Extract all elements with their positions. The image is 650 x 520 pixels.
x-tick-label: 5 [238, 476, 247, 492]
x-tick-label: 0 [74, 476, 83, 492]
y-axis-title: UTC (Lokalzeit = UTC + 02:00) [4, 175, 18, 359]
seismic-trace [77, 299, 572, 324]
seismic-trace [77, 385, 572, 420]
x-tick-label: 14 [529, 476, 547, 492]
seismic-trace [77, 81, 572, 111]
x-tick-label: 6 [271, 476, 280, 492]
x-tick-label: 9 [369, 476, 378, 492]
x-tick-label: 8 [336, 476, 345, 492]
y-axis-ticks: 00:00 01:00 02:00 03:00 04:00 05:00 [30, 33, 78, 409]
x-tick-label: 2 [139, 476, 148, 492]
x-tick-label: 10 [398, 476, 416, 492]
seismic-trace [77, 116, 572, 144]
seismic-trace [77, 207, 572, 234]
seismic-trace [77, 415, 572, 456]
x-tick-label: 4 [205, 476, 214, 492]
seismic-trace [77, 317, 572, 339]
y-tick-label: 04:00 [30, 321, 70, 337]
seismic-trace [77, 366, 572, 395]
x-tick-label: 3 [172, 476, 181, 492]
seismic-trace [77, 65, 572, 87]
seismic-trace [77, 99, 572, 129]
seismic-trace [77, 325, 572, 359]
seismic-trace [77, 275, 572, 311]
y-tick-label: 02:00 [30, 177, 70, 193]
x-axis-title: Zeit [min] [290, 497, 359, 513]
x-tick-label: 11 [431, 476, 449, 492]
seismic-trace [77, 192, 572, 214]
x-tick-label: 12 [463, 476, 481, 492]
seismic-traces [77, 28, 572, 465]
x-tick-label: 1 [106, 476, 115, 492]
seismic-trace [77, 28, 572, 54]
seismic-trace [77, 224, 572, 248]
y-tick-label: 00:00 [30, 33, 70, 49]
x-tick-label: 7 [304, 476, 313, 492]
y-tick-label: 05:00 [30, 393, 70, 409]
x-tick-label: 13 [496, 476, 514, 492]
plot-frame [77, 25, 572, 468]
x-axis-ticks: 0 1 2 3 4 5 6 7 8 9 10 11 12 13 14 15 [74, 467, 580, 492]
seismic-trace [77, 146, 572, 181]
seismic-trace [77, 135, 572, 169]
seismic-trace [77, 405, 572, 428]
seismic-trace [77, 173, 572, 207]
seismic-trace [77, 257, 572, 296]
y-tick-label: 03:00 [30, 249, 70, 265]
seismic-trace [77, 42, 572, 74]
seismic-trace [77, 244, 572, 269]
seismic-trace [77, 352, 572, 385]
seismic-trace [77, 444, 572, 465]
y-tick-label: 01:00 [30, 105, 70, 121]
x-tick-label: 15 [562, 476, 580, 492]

+-------+

Instruction: Repeat every line of the entry above verbatim, in the same order and with no character altered.

Problem solution:
Extract all elements with their positions. The image is 650 x 520 pixels.
x-tick-label: 5 [238, 476, 247, 492]
x-tick-label: 0 [74, 476, 83, 492]
y-axis-title: UTC (Lokalzeit = UTC + 02:00) [4, 175, 18, 359]
seismic-trace [77, 299, 572, 324]
seismic-trace [77, 385, 572, 420]
x-tick-label: 14 [529, 476, 547, 492]
seismic-trace [77, 81, 572, 111]
x-tick-label: 6 [271, 476, 280, 492]
x-tick-label: 9 [369, 476, 378, 492]
x-tick-label: 8 [336, 476, 345, 492]
y-axis-ticks: 00:00 01:00 02:00 03:00 04:00 05:00 [30, 33, 78, 409]
x-tick-label: 2 [139, 476, 148, 492]
x-tick-label: 10 [398, 476, 416, 492]
seismic-trace [77, 116, 572, 144]
seismic-trace [77, 207, 572, 234]
seismic-trace [77, 415, 572, 456]
x-tick-label: 4 [205, 476, 214, 492]
seismic-trace [77, 317, 572, 339]
y-tick-label: 04:00 [30, 321, 70, 337]
seismic-trace [77, 366, 572, 395]
x-tick-label: 3 [172, 476, 181, 492]
seismic-trace [77, 65, 572, 87]
seismic-trace [77, 99, 572, 129]
seismic-trace [77, 325, 572, 359]
seismic-trace [77, 275, 572, 311]
y-tick-label: 02:00 [30, 177, 70, 193]
x-axis-title: Zeit [min] [290, 497, 359, 513]
x-tick-label: 11 [431, 476, 449, 492]
seismic-trace [77, 192, 572, 214]
x-tick-label: 12 [463, 476, 481, 492]
seismic-traces [77, 28, 572, 465]
x-tick-label: 1 [106, 476, 115, 492]
seismic-trace [77, 28, 572, 54]
seismic-trace [77, 224, 572, 248]
y-tick-label: 00:00 [30, 33, 70, 49]
x-tick-label: 7 [304, 476, 313, 492]
y-tick-label: 05:00 [30, 393, 70, 409]
x-tick-label: 13 [496, 476, 514, 492]
plot-frame [77, 25, 572, 468]
x-axis-ticks: 0 1 2 3 4 5 6 7 8 9 10 11 12 13 14 15 [74, 467, 580, 492]
seismic-trace [77, 146, 572, 181]
seismic-trace [77, 135, 572, 169]
seismic-trace [77, 405, 572, 428]
seismic-trace [77, 173, 572, 207]
seismic-trace [77, 257, 572, 296]
y-tick-label: 03:00 [30, 249, 70, 265]
seismic-trace [77, 42, 572, 74]
seismic-trace [77, 244, 572, 269]
seismic-trace [77, 352, 572, 385]
seismic-trace [77, 444, 572, 465]
y-tick-label: 01:00 [30, 105, 70, 121]
x-tick-label: 15 [562, 476, 580, 492]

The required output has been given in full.